=== Do this ===
Exactly repeat the full listing that follows.
***** Rows
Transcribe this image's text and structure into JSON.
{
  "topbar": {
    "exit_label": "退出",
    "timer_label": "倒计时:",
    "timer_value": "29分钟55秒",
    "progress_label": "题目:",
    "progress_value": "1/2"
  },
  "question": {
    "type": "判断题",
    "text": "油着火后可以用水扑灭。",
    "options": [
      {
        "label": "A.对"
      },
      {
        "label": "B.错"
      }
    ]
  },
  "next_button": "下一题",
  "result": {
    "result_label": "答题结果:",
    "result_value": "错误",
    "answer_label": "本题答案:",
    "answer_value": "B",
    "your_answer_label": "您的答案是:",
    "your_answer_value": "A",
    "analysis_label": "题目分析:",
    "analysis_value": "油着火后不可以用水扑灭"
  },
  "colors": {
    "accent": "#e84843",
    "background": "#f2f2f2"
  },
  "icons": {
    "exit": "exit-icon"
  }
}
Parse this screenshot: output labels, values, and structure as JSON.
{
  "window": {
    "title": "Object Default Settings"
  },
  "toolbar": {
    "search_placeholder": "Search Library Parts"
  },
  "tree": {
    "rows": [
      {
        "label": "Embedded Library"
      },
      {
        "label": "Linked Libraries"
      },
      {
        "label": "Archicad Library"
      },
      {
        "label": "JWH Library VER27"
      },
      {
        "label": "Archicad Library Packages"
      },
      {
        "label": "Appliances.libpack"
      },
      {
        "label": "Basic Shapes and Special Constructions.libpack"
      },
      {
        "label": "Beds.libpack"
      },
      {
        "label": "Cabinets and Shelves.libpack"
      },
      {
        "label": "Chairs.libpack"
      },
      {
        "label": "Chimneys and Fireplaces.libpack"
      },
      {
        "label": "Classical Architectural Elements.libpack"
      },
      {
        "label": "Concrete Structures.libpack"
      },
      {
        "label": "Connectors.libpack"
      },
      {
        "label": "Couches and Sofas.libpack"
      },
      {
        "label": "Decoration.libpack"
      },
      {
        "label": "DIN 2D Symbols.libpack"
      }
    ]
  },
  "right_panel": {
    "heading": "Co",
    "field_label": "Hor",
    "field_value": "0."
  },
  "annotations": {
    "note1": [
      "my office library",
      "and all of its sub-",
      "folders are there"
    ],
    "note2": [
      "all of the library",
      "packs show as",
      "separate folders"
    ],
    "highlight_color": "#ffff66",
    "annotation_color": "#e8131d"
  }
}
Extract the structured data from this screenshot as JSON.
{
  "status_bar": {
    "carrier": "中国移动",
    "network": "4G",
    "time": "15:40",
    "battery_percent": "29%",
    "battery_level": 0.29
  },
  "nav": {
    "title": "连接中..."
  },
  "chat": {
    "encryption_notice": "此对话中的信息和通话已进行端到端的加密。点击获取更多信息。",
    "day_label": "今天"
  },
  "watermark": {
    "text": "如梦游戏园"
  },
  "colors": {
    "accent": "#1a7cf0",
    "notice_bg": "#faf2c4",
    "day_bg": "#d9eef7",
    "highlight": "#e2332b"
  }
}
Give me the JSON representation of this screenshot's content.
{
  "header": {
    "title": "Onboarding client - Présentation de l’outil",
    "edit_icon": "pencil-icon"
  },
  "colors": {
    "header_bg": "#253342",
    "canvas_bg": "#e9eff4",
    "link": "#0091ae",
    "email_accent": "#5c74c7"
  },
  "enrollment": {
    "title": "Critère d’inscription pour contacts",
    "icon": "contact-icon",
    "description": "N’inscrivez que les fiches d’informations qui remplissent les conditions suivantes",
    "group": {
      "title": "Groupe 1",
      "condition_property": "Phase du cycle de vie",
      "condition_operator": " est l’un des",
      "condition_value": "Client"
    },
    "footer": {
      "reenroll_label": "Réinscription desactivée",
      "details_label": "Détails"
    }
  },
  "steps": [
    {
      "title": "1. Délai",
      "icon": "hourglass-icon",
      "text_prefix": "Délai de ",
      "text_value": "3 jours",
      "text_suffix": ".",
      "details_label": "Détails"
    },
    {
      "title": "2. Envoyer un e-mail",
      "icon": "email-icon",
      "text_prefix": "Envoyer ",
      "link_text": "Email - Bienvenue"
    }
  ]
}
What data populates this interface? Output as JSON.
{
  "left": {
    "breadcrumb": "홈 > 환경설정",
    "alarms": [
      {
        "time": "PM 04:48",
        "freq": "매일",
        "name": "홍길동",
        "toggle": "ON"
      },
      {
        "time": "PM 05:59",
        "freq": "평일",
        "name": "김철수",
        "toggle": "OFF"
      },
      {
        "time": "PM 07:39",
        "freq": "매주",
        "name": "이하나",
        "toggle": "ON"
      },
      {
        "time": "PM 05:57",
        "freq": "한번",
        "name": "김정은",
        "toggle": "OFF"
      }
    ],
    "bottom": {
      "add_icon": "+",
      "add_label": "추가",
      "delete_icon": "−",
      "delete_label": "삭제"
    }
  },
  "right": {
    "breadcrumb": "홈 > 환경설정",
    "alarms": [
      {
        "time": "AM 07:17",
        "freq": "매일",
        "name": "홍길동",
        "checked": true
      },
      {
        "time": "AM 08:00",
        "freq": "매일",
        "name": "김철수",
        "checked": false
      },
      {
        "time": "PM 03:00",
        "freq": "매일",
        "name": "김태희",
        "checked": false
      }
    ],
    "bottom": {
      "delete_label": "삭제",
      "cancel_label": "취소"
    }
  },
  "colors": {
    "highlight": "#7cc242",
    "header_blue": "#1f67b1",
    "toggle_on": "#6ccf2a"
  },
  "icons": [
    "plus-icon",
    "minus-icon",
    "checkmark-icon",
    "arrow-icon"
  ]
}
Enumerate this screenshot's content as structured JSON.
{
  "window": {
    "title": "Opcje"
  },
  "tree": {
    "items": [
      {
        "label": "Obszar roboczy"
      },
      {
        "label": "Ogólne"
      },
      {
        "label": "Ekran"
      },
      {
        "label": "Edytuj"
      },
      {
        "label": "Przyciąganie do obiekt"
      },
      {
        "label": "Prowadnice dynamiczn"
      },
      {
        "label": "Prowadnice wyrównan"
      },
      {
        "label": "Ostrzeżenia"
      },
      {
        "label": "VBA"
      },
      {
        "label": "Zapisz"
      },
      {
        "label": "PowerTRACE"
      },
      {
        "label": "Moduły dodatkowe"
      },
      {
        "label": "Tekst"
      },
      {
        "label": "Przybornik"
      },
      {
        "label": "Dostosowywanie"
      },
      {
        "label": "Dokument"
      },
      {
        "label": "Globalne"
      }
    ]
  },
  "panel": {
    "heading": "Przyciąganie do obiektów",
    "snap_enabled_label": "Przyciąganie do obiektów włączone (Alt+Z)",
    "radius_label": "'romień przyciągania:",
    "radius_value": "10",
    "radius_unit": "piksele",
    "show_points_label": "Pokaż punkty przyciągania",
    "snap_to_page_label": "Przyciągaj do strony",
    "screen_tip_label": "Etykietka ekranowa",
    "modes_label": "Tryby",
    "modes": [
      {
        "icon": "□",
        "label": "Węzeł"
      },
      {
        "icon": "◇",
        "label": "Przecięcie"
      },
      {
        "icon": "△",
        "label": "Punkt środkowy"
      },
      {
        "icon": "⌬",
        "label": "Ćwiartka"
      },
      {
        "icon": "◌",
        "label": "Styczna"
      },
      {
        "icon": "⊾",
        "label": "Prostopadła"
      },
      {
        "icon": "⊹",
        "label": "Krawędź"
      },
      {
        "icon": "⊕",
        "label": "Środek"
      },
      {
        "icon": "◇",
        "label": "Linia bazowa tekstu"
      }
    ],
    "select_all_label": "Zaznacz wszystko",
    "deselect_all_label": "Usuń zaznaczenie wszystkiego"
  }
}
**********
=== The reply ===
Transcribe this image's text and structure into JSON.
{
  "topbar": {
    "exit_label": "退出",
    "timer_label": "倒计时:",
    "timer_value": "29分钟55秒",
    "progress_label": "题目:",
    "progress_value": "1/2"
  },
  "question": {
    "type": "判断题",
    "text": "油着火后可以用水扑灭。",
    "options": [
      {
        "label": "A.对"
      },
      {
        "label": "B.错"
      }
    ]
  },
  "next_button": "下一题",
  "result": {
    "result_label": "答题结果:",
    "result_value": "错误",
    "answer_label": "本题答案:",
    "answer_value": "B",
    "your_answer_label": "您的答案是:",
    "your_answer_value": "A",
    "analysis_label": "题目分析:",
    "analysis_value": "油着火后不可以用水扑灭"
  },
  "colors": {
    "accent": "#e84843",
    "background": "#f2f2f2"
  },
  "icons": {
    "exit": "exit-icon"
  }
}
Parse this screenshot: output labels, values, and structure as JSON.
{
  "window": {
    "title": "Object Default Settings"
  },
  "toolbar": {
    "search_placeholder": "Search Library Parts"
  },
  "tree": {
    "rows": [
      {
        "label": "Embedded Library"
      },
      {
        "label": "Linked Libraries"
      },
      {
        "label": "Archicad Library"
      },
      {
        "label": "JWH Library VER27"
      },
      {
        "label": "Archicad Library Packages"
      },
      {
        "label": "Appliances.libpack"
      },
      {
        "label": "Basic Shapes and Special Constructions.libpack"
      },
      {
        "label": "Beds.libpack"
      },
      {
        "label": "Cabinets and Shelves.libpack"
      },
      {
        "label": "Chairs.libpack"
      },
      {
        "label": "Chimneys and Fireplaces.libpack"
      },
      {
        "label": "Classical Architectural Elements.libpack"
      },
      {
        "label": "Concrete Structures.libpack"
      },
      {
        "label": "Connectors.libpack"
      },
      {
        "label": "Couches and Sofas.libpack"
      },
      {
        "label": "Decoration.libpack"
      },
      {
        "label": "DIN 2D Symbols.libpack"
      }
    ]
  },
  "right_panel": {
    "heading": "Co",
    "field_label": "Hor",
    "field_value": "0."
  },
  "annotations": {
    "note1": [
      "my office library",
      "and all of its sub-",
      "folders are there"
    ],
    "note2": [
      "all of the library",
      "packs show as",
      "separate folders"
    ],
    "highlight_color": "#ffff66",
    "annotation_color": "#e8131d"
  }
}
Extract the structured data from this screenshot as JSON.
{
  "status_bar": {
    "carrier": "中国移动",
    "network": "4G",
    "time": "15:40",
    "battery_percent": "29%",
    "battery_level": 0.29
  },
  "nav": {
    "title": "连接中..."
  },
  "chat": {
    "encryption_notice": "此对话中的信息和通话已进行端到端的加密。点击获取更多信息。",
    "day_label": "今天"
  },
  "watermark": {
    "text": "如梦游戏园"
  },
  "colors": {
    "accent": "#1a7cf0",
    "notice_bg": "#faf2c4",
    "day_bg": "#d9eef7",
    "highlight": "#e2332b"
  }
}
Give me the JSON representation of this screenshot's content.
{
  "header": {
    "title": "Onboarding client - Présentation de l’outil",
    "edit_icon": "pencil-icon"
  },
  "colors": {
    "header_bg": "#253342",
    "canvas_bg": "#e9eff4",
    "link": "#0091ae",
    "email_accent": "#5c74c7"
  },
  "enrollment": {
    "title": "Critère d’inscription pour contacts",
    "icon": "contact-icon",
    "description": "N’inscrivez que les fiches d’informations qui remplissent les conditions suivantes",
    "group": {
      "title": "Groupe 1",
      "condition_property": "Phase du cycle de vie",
      "condition_operator": " est l’un des",
      "condition_value": "Client"
    },
    "footer": {
      "reenroll_label": "Réinscription desactivée",
      "details_label": "Détails"
    }
  },
  "steps": [
    {
      "title": "1. Délai",
      "icon": "hourglass-icon",
      "text_prefix": "Délai de ",
      "text_value": "3 jours",
      "text_suffix": ".",
      "details_label": "Détails"
    },
    {
      "title": "2. Envoyer un e-mail",
      "icon": "email-icon",
      "text_prefix": "Envoyer ",
      "link_text": "Email - Bienvenue"
    }
  ]
}
What data populates this interface? Output as JSON.
{
  "left": {
    "breadcrumb": "홈 > 환경설정",
    "alarms": [
      {
        "time": "PM 04:48",
        "freq": "매일",
        "name": "홍길동",
        "toggle": "ON"
      },
      {
        "time": "PM 05:59",
        "freq": "평일",
        "name": "김철수",
        "toggle": "OFF"
      },
      {
        "time": "PM 07:39",
        "freq": "매주",
        "name": "이하나",
        "toggle": "ON"
      },
      {
        "time": "PM 05:57",
        "freq": "한번",
        "name": "김정은",
        "toggle": "OFF"
      }
    ],
    "bottom": {
      "add_icon": "+",
      "add_label": "추가",
      "delete_icon": "−",
      "delete_label": "삭제"
    }
  },
  "right": {
    "breadcrumb": "홈 > 환경설정",
    "alarms": [
      {
        "time": "AM 07:17",
        "freq": "매일",
        "name": "홍길동",
        "checked": true
      },
      {
        "time": "AM 08:00",
        "freq": "매일",
        "name": "김철수",
        "checked": false
      },
      {
        "time": "PM 03:00",
        "freq": "매일",
        "name": "김태희",
        "checked": false
      }
    ],
    "bottom": {
      "delete_label": "삭제",
      "cancel_label": "취소"
    }
  },
  "colors": {
    "highlight": "#7cc242",
    "header_blue": "#1f67b1",
    "toggle_on": "#6ccf2a"
  },
  "icons": [
    "plus-icon",
    "minus-icon",
    "checkmark-icon",
    "arrow-icon"
  ]
}
Enumerate this screenshot's content as structured JSON.
{
  "window": {
    "title": "Opcje"
  },
  "tree": {
    "items": [
      {
        "label": "Obszar roboczy"
      },
      {
        "label": "Ogólne"
      },
      {
        "label": "Ekran"
      },
      {
        "label": "Edytuj"
      },
      {
        "label": "Przyciąganie do obiekt"
      },
      {
        "label": "Prowadnice dynamiczn"
      },
      {
        "label": "Prowadnice wyrównan"
      },
      {
        "label": "Ostrzeżenia"
      },
      {
        "label": "VBA"
      },
      {
        "label": "Zapisz"
      },
      {
        "label": "PowerTRACE"
      },
      {
        "label": "Moduły dodatkowe"
      },
      {
        "label": "Tekst"
      },
      {
        "label": "Przybornik"
      },
      {
        "label": "Dostosowywanie"
      },
      {
        "label": "Dokument"
      },
      {
        "label": "Globalne"
      }
    ]
  },
  "panel": {
    "heading": "Przyciąganie do obiektów",
    "snap_enabled_label": "Przyciąganie do obiektów włączone (Alt+Z)",
    "radius_label": "'romień przyciągania:",
    "radius_value": "10",
    "radius_unit": "piksele",
    "show_points_label": "Pokaż punkty przyciągania",
    "snap_to_page_label": "Przyciągaj do strony",
    "screen_tip_label": "Etykietka ekranowa",
    "modes_label": "Tryby",
    "modes": [
      {
        "icon": "□",
        "label": "Węzeł"
      },
      {
        "icon": "◇",
        "label": "Przecięcie"
      },
      {
        "icon": "△",
        "label": "Punkt środkowy"
      },
      {
        "icon": "⌬",
        "label": "Ćwiartka"
      },
      {
        "icon": "◌",
        "label": "Styczna"
      },
      {
        "icon": "⊾",
        "label": "Prostopadła"
      },
      {
        "icon": "⊹",
        "label": "Krawędź"
      },
      {
        "icon": "⊕",
        "label": "Środek"
      },
      {
        "icon": "◇",
        "label": "Linia bazowa tekstu"
      }
    ],
    "select_all_label": "Zaznacz wszystko",
    "deselect_all_label": "Usuń zaznaczenie wszystkiego"
  }
}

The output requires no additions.